Copy the records below exactly as they are written.
** START OF Data supplied **
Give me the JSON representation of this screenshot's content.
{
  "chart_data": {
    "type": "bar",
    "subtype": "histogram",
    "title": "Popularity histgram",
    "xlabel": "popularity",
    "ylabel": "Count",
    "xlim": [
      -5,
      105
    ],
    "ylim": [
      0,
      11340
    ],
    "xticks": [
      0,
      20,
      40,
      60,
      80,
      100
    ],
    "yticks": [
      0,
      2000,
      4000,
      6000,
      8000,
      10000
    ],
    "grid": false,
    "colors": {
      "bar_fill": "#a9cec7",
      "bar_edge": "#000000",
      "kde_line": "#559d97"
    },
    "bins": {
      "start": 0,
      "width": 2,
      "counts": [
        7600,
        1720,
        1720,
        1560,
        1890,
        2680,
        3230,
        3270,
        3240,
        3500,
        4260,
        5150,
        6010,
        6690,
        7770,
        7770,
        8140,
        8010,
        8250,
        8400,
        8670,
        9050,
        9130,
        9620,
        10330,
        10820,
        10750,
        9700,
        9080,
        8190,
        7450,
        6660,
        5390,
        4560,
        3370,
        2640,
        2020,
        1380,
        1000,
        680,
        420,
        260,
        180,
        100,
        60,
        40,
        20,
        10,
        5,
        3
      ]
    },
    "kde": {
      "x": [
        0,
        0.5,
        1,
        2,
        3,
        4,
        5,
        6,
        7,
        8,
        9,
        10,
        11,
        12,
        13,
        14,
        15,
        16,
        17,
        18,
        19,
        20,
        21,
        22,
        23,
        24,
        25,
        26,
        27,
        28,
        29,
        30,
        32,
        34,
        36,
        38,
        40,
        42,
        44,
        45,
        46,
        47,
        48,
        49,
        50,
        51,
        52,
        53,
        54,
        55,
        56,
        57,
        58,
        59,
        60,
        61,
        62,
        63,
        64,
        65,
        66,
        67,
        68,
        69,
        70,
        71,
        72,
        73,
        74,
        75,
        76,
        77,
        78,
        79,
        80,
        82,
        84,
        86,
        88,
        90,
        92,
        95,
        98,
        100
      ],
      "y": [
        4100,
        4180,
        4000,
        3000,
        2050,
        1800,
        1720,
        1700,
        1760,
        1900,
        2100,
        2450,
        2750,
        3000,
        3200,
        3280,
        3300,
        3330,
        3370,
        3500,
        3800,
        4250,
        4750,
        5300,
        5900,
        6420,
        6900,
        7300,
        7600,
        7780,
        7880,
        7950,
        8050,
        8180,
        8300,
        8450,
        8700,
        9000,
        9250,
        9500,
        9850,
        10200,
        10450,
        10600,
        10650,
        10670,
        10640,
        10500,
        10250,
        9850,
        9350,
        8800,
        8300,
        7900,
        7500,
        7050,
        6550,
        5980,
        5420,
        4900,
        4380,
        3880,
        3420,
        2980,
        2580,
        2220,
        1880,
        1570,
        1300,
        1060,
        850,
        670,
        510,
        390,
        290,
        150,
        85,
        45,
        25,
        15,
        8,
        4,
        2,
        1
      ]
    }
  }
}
** END OF Data supplied **
* [Response below]:
Give me the JSON representation of this screenshot's content.
{
  "chart_data": {
    "type": "bar",
    "subtype": "histogram",
    "title": "Popularity histgram",
    "xlabel": "popularity",
    "ylabel": "Count",
    "xlim": [
      -5,
      105
    ],
    "ylim": [
      0,
      11340
    ],
    "xticks": [
      0,
      20,
      40,
      60,
      80,
      100
    ],
    "yticks": [
      0,
      2000,
      4000,
      6000,
      8000,
      10000
    ],
    "grid": false,
    "colors": {
      "bar_fill": "#a9cec7",
      "bar_edge": "#000000",
      "kde_line": "#559d97"
    },
    "bins": {
      "start": 0,
      "width": 2,
      "counts": [
        7600,
        1720,
        1720,
        1560,
        1890,
        2680,
        3230,
        3270,
        3240,
        3500,
        4260,
        5150,
        6010,
        6690,
        7770,
        7770,
        8140,
        8010,
        8250,
        8400,
        8670,
        9050,
        9130,
        9620,
        10330,
        10820,
        10750,
        9700,
        9080,
        8190,
        7450,
        6660,
        5390,
        4560,
        3370,
        2640,
        2020,
        1380,
        1000,
        680,
        420,
        260,
        180,
        100,
        60,
        40,
        20,
        10,
        5,
        3
      ]
    },
    "kde": {
      "x": [
        0,
        0.5,
        1,
        2,
        3,
        4,
        5,
        6,
        7,
        8,
        9,
        10,
        11,
        12,
        13,
        14,
        15,
        16,
        17,
        18,
        19,
        20,
        21,
        22,
        23,
        24,
        25,
        26,
        27,
        28,
        29,
        30,
        32,
        34,
        36,
        38,
        40,
        42,
        44,
        45,
        46,
        47,
        48,
        49,
        50,
        51,
        52,
        53,
        54,
        55,
        56,
        57,
        58,
        59,
        60,
        61,
        62,
        63,
        64,
        65,
        66,
        67,
        68,
        69,
        70,
        71,
        72,
        73,
        74,
        75,
        76,
        77,
        78,
        79,
        80,
        82,
        84,
        86,
        88,
        90,
        92,
        95,
        98,
        100
      ],
      "y": [
        4100,
        4180,
        4000,
        3000,
        2050,
        1800,
        1720,
        1700,
        1760,
        1900,
        2100,
        2450,
        2750,
        3000,
        3200,
        3280,
        3300,
        3330,
        3370,
        3500,
        3800,
        4250,
        4750,
        5300,
        5900,
        6420,
        6900,
        7300,
        7600,
        7780,
        7880,
        7950,
        8050,
        8180,
        8300,
        8450,
        8700,
        9000,
        9250,
        9500,
        9850,
        10200,
        10450,
        10600,
        10650,
        10670,
        10640,
        10500,
        10250,
        9850,
        9350,
        8800,
        8300,
        7900,
        7500,
        7050,
        6550,
        5980,
        5420,
        4900,
        4380,
        3880,
        3420,
        2980,
        2580,
        2220,
        1880,
        1570,
        1300,
        1060,
        850,
        670,
        510,
        390,
        290,
        150,
        85,
        45,
        25,
        15,
        8,
        4,
        2,
        1
      ]
    }
  }
}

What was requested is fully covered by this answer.